Return all lines below containing the word "chevron".

* * * * * * *

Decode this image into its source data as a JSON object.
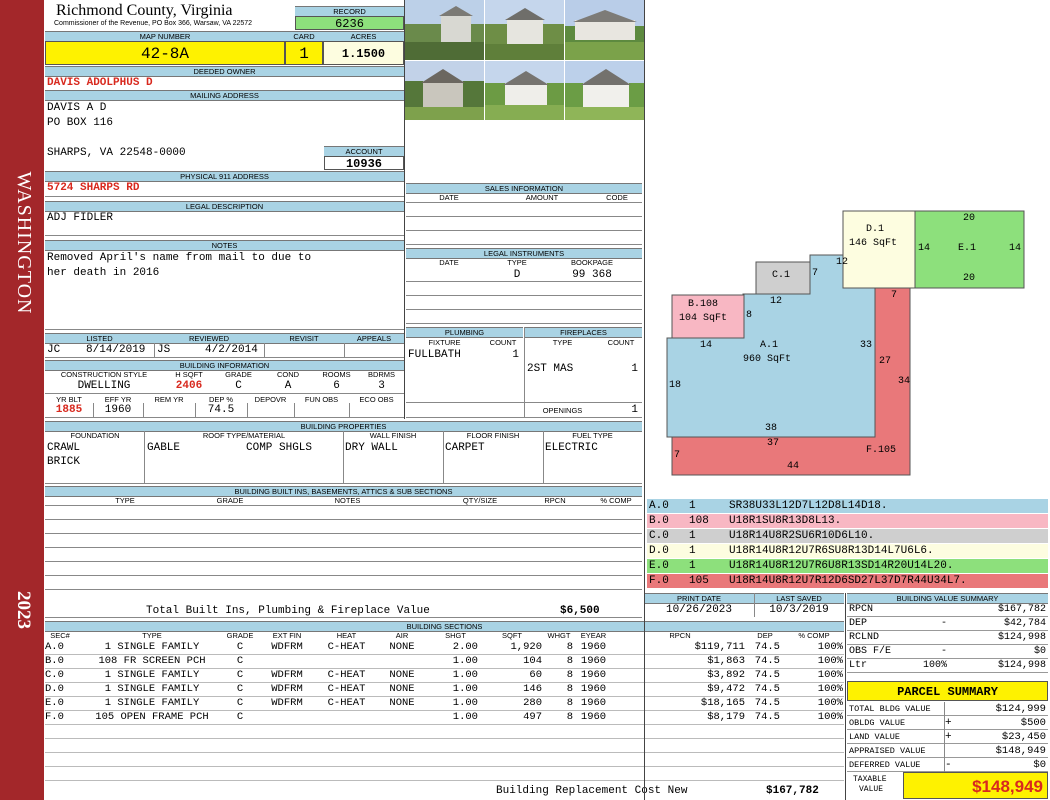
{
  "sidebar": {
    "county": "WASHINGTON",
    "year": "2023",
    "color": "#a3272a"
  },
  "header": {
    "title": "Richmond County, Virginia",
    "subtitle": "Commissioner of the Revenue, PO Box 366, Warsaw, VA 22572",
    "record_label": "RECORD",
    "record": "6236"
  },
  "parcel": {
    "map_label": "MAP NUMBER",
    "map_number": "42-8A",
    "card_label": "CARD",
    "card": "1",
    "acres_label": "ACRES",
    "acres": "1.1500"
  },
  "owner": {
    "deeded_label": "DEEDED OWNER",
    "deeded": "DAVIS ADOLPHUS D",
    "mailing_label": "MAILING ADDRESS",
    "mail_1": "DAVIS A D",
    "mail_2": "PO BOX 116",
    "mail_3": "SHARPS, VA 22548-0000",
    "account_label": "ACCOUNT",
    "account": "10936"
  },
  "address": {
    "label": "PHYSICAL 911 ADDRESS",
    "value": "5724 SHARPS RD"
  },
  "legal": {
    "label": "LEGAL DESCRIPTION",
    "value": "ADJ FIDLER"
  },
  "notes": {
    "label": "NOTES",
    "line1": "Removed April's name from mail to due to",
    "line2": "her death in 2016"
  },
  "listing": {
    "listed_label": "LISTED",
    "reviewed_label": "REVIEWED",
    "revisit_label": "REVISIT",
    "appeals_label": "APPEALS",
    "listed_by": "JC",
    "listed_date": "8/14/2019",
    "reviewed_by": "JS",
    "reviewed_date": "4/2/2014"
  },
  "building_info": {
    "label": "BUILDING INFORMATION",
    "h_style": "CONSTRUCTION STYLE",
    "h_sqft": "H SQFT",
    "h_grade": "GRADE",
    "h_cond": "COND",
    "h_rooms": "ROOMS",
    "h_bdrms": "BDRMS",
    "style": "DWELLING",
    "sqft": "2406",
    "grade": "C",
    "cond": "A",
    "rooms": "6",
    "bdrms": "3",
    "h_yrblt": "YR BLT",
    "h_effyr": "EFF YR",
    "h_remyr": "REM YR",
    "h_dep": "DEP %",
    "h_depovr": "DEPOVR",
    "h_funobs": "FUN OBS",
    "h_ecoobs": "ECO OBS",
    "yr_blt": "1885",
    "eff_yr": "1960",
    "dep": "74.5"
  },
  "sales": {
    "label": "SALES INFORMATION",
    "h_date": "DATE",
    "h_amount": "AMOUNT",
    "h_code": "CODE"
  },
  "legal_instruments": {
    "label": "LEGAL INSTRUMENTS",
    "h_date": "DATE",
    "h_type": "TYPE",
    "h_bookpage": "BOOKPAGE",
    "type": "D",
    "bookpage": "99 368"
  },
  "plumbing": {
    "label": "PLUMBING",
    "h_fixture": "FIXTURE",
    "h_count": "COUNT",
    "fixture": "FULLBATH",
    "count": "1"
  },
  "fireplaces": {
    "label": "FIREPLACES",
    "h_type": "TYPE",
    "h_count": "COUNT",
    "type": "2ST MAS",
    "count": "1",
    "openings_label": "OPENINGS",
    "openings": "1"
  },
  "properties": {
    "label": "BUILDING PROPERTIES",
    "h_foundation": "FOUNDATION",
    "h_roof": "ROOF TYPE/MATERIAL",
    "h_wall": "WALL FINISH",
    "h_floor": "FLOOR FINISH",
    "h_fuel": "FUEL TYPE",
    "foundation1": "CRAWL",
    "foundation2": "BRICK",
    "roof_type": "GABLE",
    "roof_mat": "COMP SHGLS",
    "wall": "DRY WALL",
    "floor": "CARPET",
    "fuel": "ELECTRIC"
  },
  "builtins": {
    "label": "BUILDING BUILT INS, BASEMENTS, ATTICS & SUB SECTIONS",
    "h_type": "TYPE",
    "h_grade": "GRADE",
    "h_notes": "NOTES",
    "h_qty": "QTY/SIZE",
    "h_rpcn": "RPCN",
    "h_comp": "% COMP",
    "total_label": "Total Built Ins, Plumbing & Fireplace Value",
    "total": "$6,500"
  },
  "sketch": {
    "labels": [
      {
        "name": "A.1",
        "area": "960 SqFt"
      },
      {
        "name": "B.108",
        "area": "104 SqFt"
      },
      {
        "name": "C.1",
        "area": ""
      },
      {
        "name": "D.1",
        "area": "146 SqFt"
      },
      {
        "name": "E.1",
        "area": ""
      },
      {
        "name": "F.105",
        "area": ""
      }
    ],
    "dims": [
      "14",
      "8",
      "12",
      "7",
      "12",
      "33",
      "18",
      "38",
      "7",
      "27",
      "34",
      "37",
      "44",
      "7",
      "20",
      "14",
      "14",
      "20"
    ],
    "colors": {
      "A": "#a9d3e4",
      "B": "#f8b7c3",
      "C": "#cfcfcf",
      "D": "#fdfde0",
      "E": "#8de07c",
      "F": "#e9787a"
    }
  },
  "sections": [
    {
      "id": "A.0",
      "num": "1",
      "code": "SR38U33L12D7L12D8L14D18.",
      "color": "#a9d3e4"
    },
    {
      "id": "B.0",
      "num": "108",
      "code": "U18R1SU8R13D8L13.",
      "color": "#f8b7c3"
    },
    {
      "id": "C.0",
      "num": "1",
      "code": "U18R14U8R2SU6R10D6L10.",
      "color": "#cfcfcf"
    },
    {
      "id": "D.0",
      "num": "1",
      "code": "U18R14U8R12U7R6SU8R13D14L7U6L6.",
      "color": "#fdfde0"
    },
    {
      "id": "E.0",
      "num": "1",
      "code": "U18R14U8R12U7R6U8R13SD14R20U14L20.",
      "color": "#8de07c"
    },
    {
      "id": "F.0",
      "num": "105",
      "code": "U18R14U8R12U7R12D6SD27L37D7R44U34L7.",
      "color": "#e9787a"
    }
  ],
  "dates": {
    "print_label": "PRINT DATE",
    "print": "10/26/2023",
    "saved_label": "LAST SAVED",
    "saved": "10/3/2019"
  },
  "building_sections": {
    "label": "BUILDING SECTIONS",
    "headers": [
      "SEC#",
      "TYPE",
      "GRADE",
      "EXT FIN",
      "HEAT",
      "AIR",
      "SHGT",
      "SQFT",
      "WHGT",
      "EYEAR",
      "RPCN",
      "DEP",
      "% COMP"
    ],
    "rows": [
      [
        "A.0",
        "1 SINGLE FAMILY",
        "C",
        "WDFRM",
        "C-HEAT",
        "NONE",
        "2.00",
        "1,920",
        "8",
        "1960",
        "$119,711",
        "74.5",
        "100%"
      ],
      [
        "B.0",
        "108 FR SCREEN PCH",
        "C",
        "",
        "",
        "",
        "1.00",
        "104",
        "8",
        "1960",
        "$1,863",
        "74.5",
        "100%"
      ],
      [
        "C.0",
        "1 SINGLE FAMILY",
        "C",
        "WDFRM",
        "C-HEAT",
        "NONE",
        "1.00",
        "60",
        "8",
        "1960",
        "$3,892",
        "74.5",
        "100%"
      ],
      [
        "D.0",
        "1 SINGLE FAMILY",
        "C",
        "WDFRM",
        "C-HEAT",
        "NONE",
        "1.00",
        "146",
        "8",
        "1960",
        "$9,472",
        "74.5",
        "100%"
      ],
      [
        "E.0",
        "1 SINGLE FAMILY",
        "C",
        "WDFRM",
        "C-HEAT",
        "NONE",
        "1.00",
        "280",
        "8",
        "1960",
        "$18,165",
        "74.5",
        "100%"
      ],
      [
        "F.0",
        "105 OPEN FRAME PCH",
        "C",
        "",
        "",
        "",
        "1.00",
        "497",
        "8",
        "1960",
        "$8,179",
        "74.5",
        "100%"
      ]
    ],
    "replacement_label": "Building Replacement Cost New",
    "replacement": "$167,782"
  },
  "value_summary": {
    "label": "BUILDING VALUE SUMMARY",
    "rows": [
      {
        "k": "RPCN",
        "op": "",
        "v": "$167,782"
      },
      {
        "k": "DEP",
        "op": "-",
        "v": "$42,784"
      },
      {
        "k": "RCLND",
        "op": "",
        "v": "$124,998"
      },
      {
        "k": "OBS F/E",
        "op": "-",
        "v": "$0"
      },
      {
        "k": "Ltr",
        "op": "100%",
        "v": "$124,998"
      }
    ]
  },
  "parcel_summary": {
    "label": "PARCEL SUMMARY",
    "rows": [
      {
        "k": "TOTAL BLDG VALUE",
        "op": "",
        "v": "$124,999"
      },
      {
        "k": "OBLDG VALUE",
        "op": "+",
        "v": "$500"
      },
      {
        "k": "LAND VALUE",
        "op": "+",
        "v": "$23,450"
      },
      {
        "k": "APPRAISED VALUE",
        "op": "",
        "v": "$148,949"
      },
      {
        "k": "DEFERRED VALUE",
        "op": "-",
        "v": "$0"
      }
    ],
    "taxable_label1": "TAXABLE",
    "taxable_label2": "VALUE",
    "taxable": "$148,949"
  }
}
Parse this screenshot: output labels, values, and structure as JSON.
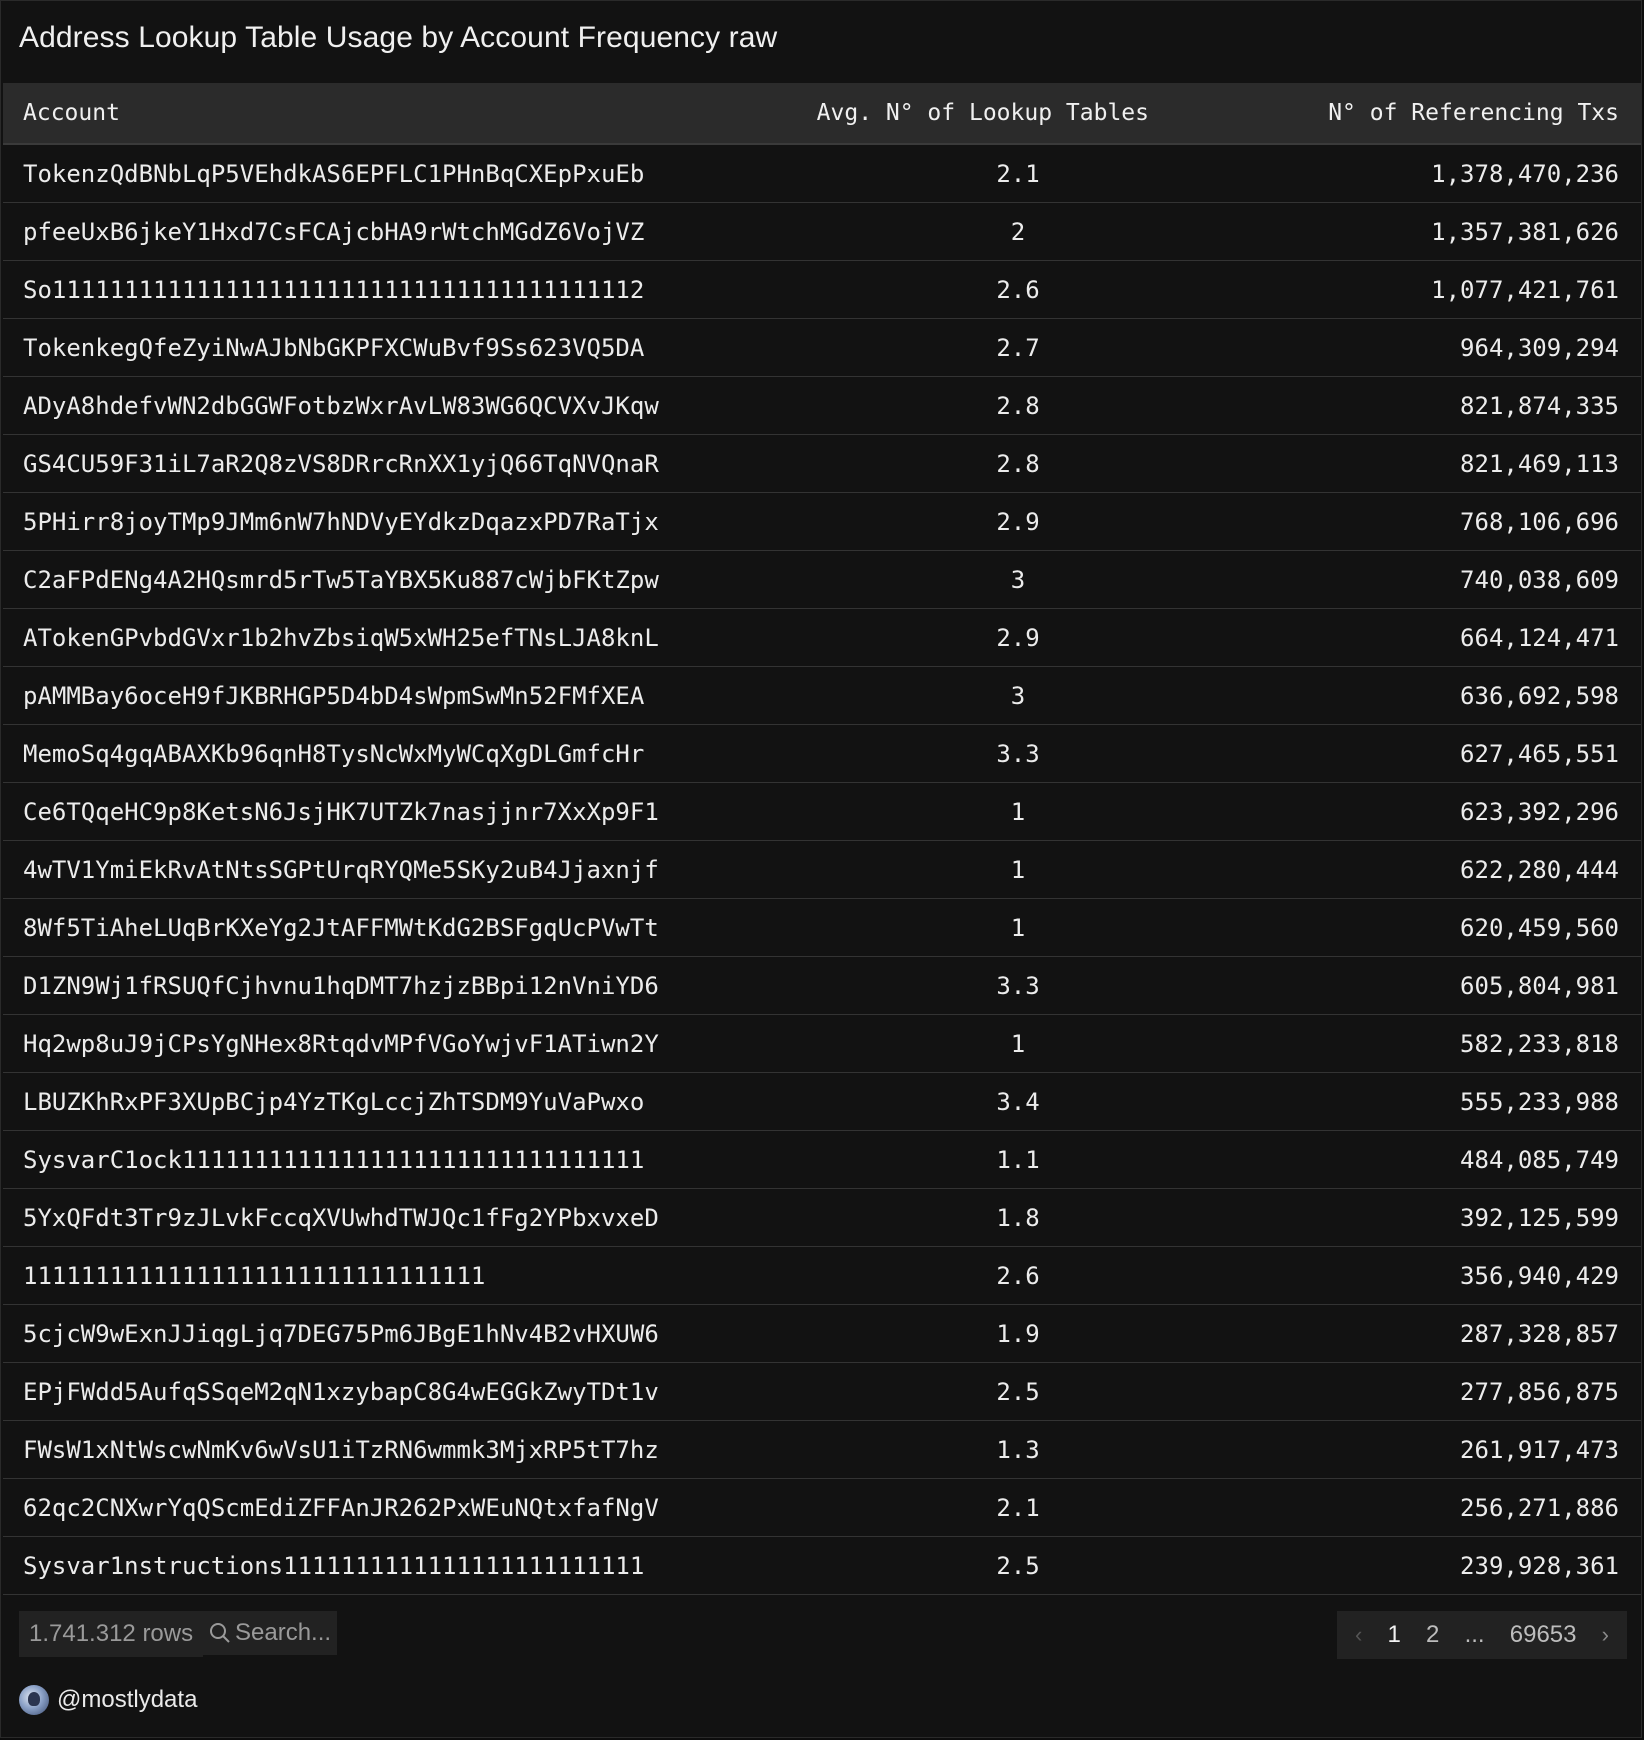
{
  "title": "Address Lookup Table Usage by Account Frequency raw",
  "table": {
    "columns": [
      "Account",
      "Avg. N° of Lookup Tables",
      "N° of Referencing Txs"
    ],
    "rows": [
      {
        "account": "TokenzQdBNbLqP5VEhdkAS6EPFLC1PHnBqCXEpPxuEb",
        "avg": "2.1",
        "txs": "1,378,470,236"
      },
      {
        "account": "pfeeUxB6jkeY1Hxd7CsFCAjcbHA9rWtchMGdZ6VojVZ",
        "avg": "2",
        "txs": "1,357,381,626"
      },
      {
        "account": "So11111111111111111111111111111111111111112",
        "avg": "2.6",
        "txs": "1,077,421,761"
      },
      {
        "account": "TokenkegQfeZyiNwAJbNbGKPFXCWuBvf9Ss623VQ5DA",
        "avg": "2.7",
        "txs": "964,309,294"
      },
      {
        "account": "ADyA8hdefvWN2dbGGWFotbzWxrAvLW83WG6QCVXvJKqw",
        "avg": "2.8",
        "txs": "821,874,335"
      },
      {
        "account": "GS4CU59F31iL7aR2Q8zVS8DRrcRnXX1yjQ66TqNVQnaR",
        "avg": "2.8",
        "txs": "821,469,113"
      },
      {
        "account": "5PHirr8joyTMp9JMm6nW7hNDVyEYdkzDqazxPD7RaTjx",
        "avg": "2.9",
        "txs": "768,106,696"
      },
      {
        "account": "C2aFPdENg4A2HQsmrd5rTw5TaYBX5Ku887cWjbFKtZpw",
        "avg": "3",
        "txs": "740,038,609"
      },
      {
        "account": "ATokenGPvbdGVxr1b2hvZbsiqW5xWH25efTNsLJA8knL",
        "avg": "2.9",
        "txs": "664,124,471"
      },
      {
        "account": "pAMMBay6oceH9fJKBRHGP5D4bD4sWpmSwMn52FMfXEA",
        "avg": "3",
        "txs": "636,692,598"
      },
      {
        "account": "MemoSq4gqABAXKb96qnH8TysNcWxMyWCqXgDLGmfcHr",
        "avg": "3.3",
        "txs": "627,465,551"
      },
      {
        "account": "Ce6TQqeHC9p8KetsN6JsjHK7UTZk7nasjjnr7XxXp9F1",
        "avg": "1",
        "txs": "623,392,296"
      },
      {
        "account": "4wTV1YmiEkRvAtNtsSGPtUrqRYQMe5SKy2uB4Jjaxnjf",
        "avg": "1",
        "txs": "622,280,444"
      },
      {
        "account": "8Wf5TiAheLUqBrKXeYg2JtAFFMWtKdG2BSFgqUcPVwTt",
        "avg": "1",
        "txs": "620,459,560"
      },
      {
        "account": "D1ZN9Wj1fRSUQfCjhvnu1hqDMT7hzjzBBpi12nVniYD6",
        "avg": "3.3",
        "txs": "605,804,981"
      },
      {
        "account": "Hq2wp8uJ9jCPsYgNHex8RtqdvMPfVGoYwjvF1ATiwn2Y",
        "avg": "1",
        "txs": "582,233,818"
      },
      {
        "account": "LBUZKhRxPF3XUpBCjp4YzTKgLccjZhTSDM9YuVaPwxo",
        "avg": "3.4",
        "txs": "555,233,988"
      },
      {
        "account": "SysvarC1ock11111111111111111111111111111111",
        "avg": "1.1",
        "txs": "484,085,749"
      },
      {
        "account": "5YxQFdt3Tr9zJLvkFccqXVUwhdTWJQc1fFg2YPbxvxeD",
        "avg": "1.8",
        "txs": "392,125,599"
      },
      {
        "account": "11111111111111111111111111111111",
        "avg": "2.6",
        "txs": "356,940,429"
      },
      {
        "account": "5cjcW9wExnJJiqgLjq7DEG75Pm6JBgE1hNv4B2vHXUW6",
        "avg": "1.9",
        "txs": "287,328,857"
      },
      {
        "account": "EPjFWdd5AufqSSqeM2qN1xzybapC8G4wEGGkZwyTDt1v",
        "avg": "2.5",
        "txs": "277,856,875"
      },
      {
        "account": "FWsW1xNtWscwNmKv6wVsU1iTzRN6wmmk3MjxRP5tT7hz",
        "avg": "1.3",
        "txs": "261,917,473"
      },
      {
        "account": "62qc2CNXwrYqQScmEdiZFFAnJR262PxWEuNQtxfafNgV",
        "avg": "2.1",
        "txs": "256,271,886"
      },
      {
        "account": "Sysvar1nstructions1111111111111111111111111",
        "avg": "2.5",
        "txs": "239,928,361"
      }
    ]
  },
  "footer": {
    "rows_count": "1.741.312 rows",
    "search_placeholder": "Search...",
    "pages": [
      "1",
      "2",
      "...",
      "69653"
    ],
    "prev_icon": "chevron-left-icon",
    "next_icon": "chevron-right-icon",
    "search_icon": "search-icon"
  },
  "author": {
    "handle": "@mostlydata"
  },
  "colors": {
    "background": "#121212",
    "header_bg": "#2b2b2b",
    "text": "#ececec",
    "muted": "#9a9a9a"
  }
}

* * * * * * *

Task solution:
    "prev_icon": "chevron-left-icon",
    "next_icon": "chevron-right-icon",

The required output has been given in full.